Directive: Identify and pull out each line of the entries in which "state" occurs.
** start of Entries provided **
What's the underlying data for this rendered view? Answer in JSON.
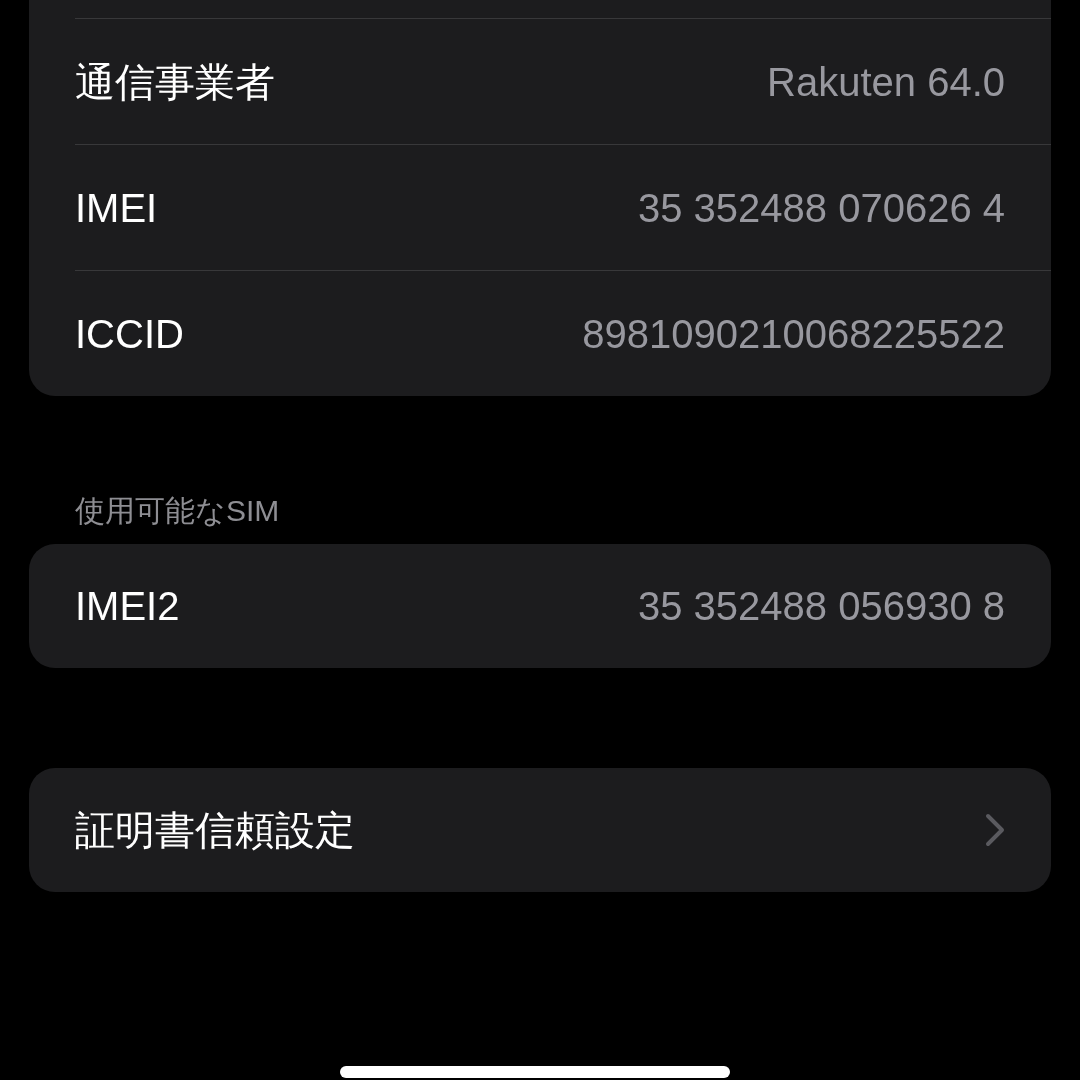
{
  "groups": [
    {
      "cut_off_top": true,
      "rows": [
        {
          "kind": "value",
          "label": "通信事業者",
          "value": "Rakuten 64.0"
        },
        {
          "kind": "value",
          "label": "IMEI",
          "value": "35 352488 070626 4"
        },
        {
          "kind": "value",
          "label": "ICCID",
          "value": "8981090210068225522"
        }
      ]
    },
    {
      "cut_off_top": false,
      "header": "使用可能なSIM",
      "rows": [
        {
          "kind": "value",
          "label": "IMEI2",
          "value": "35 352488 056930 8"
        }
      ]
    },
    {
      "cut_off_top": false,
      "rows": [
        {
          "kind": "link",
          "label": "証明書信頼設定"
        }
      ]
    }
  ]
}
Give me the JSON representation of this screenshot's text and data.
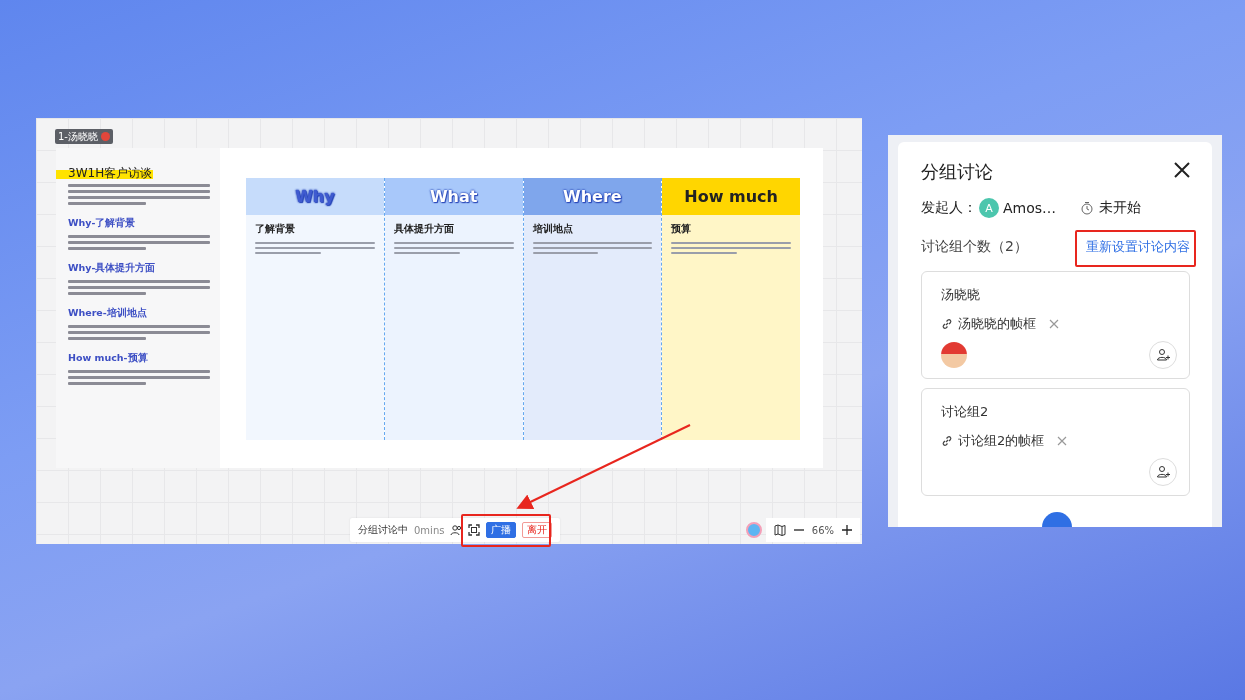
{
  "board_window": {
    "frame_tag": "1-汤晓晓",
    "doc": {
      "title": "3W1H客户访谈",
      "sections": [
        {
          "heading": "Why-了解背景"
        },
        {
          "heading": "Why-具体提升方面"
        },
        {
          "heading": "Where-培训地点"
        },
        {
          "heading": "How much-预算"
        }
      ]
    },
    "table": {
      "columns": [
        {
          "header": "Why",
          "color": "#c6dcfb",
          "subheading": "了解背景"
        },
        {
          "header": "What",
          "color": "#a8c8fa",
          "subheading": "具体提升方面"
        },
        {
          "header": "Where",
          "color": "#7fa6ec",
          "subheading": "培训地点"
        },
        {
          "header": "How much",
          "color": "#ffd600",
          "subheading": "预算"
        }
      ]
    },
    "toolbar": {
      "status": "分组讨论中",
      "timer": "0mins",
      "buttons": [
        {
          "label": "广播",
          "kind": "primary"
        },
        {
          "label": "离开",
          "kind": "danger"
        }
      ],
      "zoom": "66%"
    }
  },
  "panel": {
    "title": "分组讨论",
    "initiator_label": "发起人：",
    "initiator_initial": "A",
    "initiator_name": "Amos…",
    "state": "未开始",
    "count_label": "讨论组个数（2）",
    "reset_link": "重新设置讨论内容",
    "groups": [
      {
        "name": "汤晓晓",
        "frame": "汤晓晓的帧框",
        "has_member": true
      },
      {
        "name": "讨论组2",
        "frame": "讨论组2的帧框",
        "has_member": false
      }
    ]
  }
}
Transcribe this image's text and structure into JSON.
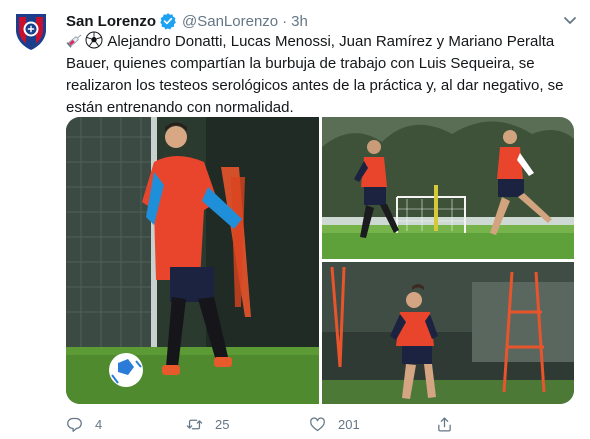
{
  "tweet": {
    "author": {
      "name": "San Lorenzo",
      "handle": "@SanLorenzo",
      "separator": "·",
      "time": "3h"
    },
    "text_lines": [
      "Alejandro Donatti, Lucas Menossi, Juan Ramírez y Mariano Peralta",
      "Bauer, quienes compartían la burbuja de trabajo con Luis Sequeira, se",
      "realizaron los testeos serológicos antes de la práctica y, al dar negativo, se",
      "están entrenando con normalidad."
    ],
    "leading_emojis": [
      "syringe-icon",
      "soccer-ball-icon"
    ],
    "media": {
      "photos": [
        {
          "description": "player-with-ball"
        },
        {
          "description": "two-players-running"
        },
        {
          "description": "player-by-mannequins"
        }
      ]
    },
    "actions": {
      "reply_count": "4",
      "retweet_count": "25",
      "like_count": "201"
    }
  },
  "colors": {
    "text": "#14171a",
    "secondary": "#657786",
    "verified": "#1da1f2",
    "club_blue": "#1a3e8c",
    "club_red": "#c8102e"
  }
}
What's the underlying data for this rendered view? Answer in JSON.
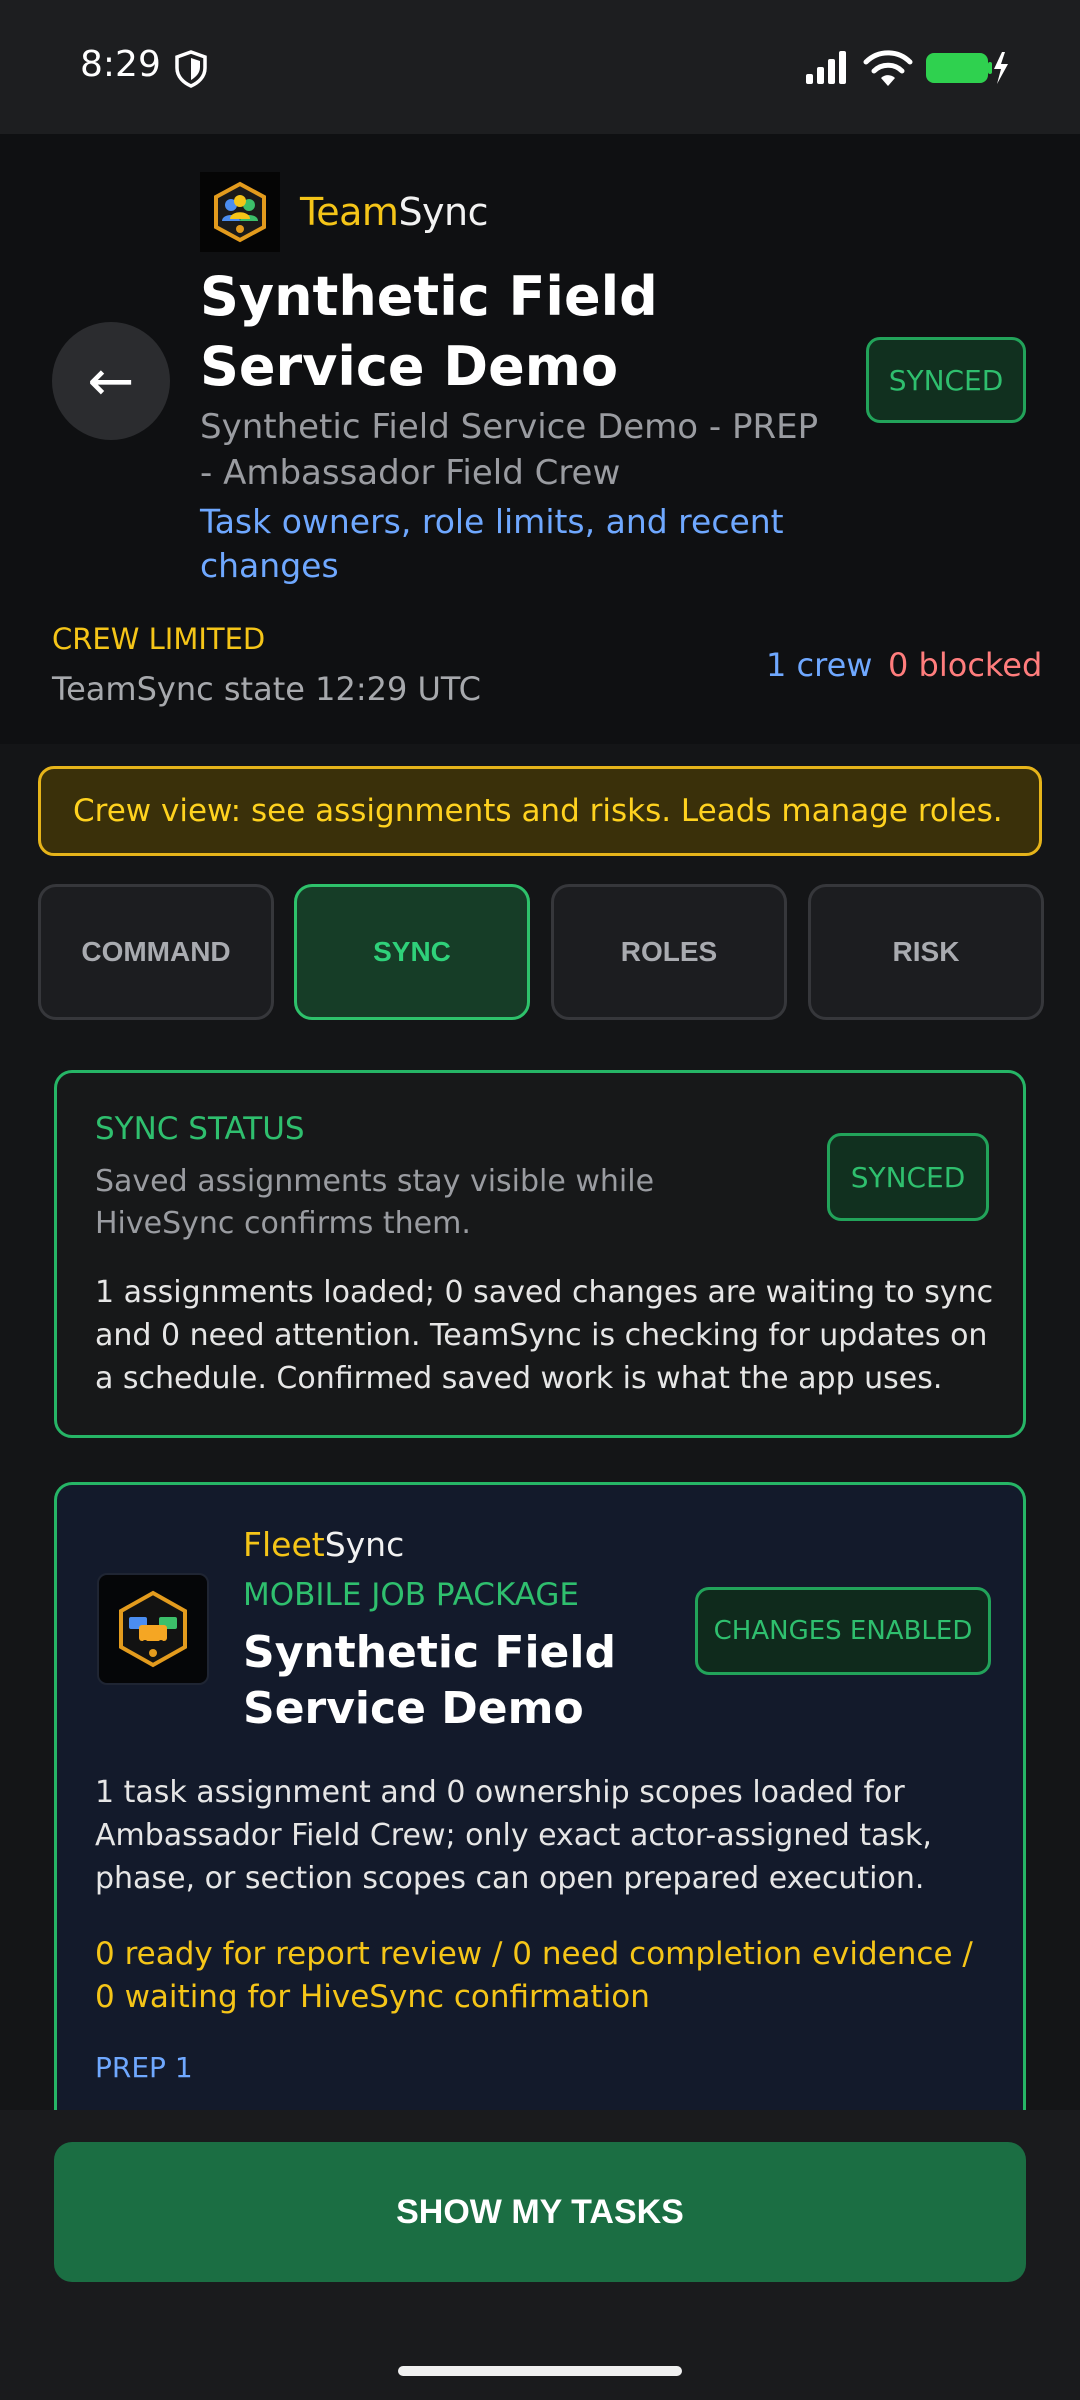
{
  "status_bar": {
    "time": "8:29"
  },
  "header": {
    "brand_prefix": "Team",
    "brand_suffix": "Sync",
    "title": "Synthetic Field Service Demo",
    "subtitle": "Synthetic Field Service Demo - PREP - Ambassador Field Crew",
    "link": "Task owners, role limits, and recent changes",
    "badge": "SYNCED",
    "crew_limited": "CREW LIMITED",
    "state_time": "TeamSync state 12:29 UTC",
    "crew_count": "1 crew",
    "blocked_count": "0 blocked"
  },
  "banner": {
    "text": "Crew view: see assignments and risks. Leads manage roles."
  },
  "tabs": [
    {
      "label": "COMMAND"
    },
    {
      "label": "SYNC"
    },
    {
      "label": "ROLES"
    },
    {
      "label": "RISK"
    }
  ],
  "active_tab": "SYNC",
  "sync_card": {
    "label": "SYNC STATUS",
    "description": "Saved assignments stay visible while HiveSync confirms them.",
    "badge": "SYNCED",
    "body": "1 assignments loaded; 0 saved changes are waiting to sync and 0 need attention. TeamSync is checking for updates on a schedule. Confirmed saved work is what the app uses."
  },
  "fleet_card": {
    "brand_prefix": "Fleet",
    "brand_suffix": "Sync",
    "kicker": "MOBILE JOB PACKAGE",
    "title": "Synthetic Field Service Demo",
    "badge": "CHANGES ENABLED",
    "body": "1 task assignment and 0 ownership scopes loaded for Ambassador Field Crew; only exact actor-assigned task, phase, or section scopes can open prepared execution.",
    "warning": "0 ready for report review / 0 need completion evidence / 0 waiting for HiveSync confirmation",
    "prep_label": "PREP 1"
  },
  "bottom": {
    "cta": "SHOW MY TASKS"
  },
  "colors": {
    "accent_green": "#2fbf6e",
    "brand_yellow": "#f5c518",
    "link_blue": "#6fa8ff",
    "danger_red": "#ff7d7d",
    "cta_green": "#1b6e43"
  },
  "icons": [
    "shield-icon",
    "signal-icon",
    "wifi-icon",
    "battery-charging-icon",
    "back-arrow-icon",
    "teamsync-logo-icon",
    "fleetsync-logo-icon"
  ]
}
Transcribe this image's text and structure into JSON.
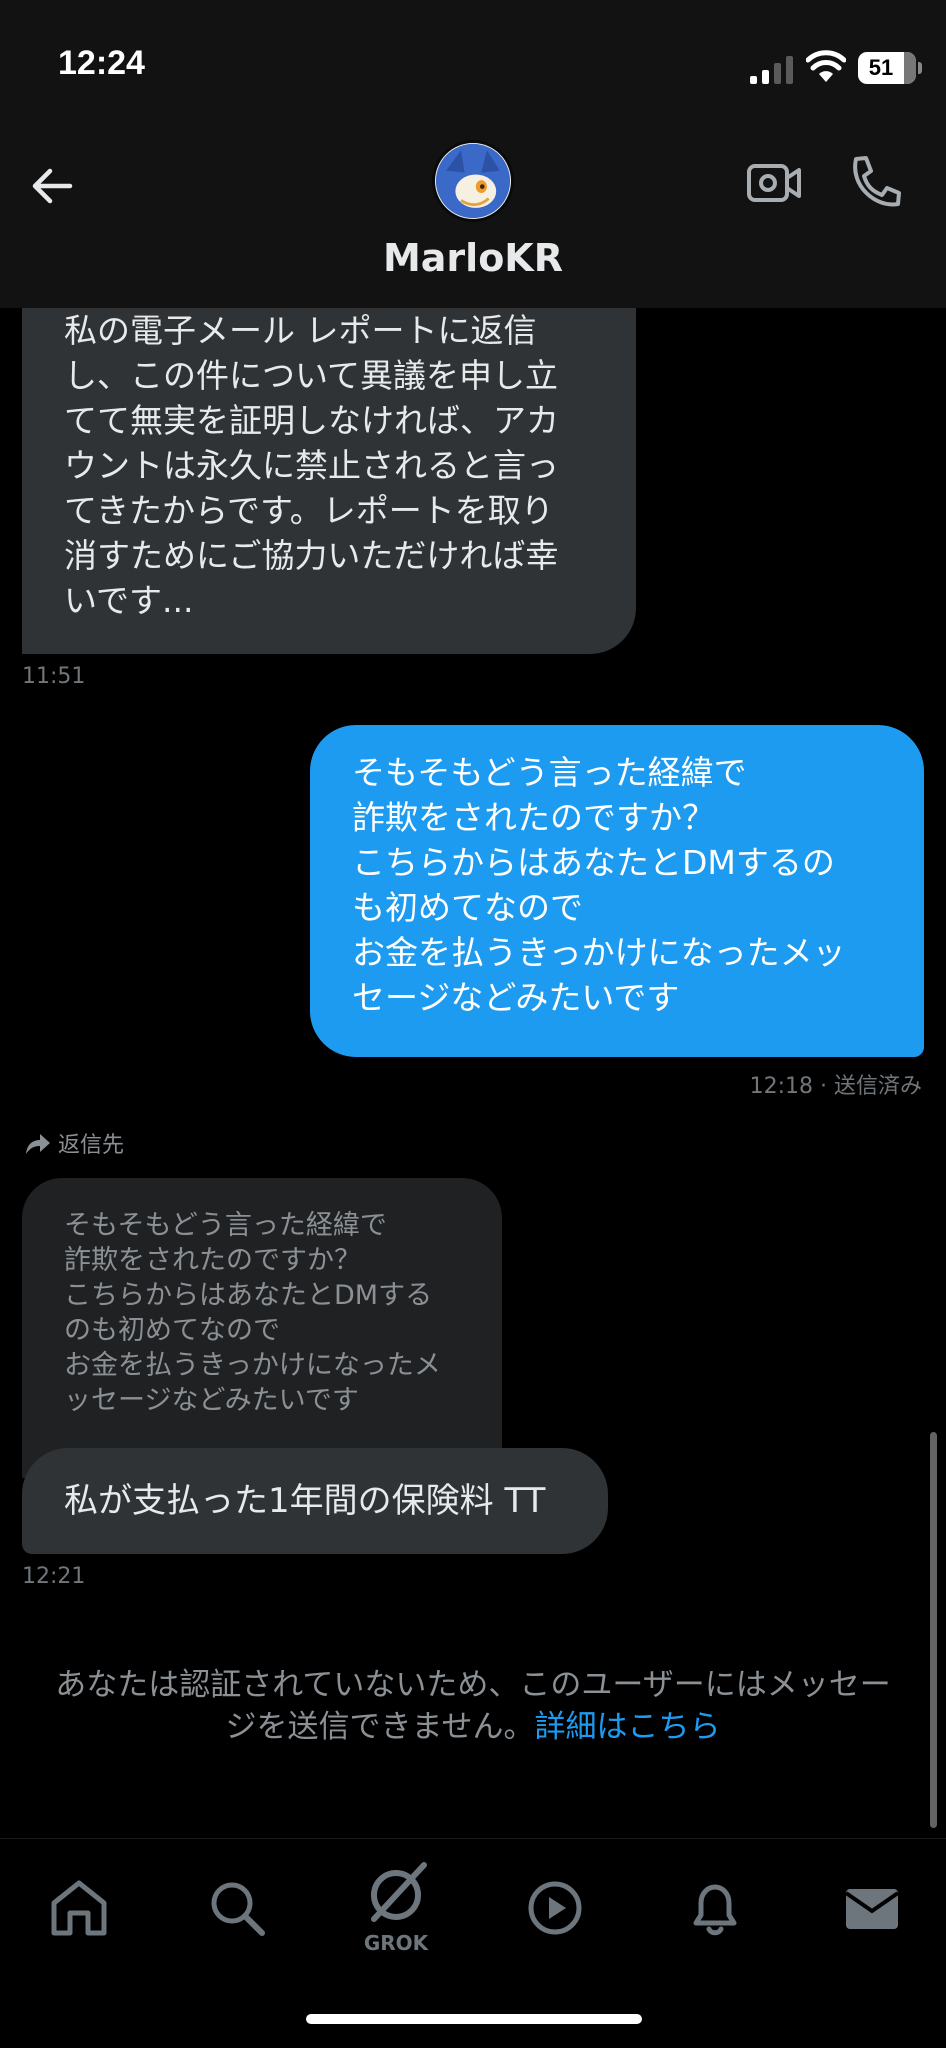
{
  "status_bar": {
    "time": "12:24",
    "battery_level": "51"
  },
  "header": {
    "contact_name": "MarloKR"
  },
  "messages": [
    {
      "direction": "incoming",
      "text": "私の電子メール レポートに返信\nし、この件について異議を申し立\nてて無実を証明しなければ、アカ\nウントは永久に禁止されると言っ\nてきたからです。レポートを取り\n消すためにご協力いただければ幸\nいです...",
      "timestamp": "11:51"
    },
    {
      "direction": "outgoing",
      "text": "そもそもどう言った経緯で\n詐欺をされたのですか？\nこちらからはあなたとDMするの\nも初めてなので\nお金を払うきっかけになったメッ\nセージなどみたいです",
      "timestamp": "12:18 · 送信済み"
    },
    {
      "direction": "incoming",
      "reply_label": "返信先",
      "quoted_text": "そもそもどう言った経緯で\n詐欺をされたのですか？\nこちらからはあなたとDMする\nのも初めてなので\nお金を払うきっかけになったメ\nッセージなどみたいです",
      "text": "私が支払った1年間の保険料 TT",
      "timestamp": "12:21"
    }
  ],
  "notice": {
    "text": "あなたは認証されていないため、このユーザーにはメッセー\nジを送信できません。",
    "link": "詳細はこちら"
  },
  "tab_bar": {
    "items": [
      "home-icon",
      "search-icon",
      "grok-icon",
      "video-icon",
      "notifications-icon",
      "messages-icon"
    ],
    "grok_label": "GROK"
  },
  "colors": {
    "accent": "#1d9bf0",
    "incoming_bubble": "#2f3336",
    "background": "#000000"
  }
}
** end of Entries provided **
Exercise response:
    "state": "未开始",
    "state_time": "TeamSync state 12:29 UTC",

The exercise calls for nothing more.